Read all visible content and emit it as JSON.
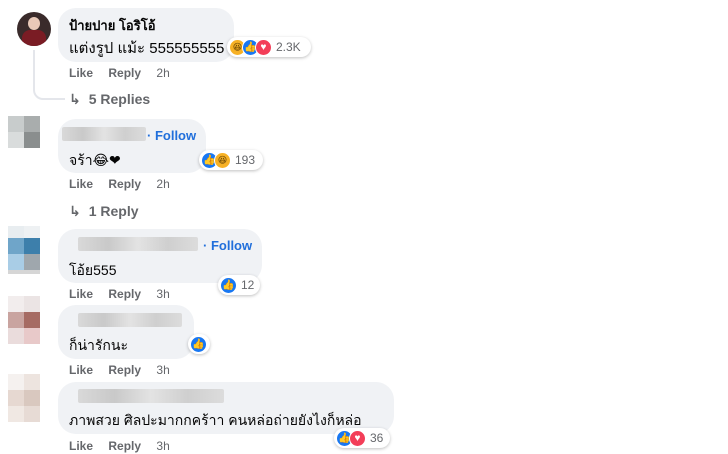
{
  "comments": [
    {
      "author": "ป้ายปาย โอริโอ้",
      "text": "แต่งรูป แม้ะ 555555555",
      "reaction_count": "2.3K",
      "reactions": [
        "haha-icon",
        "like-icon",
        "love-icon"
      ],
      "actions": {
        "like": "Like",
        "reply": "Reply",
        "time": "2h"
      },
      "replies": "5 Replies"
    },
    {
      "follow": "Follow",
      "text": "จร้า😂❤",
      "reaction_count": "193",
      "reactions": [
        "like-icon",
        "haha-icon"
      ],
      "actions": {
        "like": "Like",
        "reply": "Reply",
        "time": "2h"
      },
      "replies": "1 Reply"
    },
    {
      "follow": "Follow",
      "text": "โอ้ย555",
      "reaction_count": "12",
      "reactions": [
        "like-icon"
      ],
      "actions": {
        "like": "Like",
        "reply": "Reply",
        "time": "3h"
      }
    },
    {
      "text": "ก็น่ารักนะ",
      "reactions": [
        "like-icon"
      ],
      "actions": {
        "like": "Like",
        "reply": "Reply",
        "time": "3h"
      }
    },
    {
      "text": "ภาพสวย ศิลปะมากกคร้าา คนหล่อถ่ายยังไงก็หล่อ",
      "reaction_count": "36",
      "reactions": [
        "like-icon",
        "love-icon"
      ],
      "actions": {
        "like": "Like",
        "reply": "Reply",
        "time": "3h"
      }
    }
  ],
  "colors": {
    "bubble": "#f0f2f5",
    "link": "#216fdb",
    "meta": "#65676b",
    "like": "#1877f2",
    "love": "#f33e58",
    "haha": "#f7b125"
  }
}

Directive: Copy out the records above in full, exactly as written, but not the pictures.

Response to this task:
Read all visible content and emit it as JSON.
{
  "comments": [
    {
      "author": "ป้ายปาย โอริโอ้",
      "text": "แต่งรูป แม้ะ 555555555",
      "reaction_count": "2.3K",
      "reactions": [
        "haha-icon",
        "like-icon",
        "love-icon"
      ],
      "actions": {
        "like": "Like",
        "reply": "Reply",
        "time": "2h"
      },
      "replies": "5 Replies"
    },
    {
      "follow": "Follow",
      "text": "จร้า😂❤",
      "reaction_count": "193",
      "reactions": [
        "like-icon",
        "haha-icon"
      ],
      "actions": {
        "like": "Like",
        "reply": "Reply",
        "time": "2h"
      },
      "replies": "1 Reply"
    },
    {
      "follow": "Follow",
      "text": "โอ้ย555",
      "reaction_count": "12",
      "reactions": [
        "like-icon"
      ],
      "actions": {
        "like": "Like",
        "reply": "Reply",
        "time": "3h"
      }
    },
    {
      "text": "ก็น่ารักนะ",
      "reactions": [
        "like-icon"
      ],
      "actions": {
        "like": "Like",
        "reply": "Reply",
        "time": "3h"
      }
    },
    {
      "text": "ภาพสวย ศิลปะมากกคร้าา คนหล่อถ่ายยังไงก็หล่อ",
      "reaction_count": "36",
      "reactions": [
        "like-icon",
        "love-icon"
      ],
      "actions": {
        "like": "Like",
        "reply": "Reply",
        "time": "3h"
      }
    }
  ],
  "colors": {
    "bubble": "#f0f2f5",
    "link": "#216fdb",
    "meta": "#65676b",
    "like": "#1877f2",
    "love": "#f33e58",
    "haha": "#f7b125"
  }
}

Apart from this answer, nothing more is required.